Exercise prompt. Return the number of lines that include the string "Area", without any other text.

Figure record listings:
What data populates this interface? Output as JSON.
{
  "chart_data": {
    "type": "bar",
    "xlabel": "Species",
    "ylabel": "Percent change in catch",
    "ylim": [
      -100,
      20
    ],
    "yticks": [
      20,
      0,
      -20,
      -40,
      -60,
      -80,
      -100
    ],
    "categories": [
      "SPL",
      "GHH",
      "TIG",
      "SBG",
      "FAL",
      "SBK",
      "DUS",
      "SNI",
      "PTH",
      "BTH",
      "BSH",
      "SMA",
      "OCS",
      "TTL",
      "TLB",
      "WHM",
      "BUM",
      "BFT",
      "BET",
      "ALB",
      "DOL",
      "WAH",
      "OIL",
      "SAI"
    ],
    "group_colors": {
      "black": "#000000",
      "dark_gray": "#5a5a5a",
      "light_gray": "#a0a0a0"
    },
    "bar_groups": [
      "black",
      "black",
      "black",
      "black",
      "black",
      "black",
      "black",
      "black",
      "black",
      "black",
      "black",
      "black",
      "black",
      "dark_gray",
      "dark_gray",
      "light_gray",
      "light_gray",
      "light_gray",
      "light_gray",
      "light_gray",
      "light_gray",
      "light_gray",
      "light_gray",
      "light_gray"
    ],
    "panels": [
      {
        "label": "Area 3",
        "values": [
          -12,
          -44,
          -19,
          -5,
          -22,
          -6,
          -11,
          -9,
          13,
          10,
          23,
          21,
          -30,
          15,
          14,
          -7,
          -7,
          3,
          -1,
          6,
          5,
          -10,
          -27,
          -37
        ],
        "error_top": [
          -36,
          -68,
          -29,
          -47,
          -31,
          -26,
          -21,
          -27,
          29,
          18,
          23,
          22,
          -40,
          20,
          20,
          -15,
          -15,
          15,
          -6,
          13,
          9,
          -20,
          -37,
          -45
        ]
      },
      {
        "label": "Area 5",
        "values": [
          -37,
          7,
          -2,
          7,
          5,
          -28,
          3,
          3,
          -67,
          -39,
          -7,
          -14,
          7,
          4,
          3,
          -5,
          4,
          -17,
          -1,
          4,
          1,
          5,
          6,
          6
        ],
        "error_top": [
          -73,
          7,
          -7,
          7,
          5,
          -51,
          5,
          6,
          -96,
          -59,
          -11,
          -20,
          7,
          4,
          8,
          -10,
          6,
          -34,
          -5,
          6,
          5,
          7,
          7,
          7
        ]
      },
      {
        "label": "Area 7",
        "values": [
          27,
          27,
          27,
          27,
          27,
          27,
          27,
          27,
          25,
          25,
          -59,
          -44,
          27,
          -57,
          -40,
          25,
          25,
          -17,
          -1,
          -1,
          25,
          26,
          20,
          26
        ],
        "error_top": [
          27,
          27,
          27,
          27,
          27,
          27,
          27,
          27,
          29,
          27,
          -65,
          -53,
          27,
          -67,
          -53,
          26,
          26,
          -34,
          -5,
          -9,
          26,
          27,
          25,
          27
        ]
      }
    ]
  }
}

Solution. 3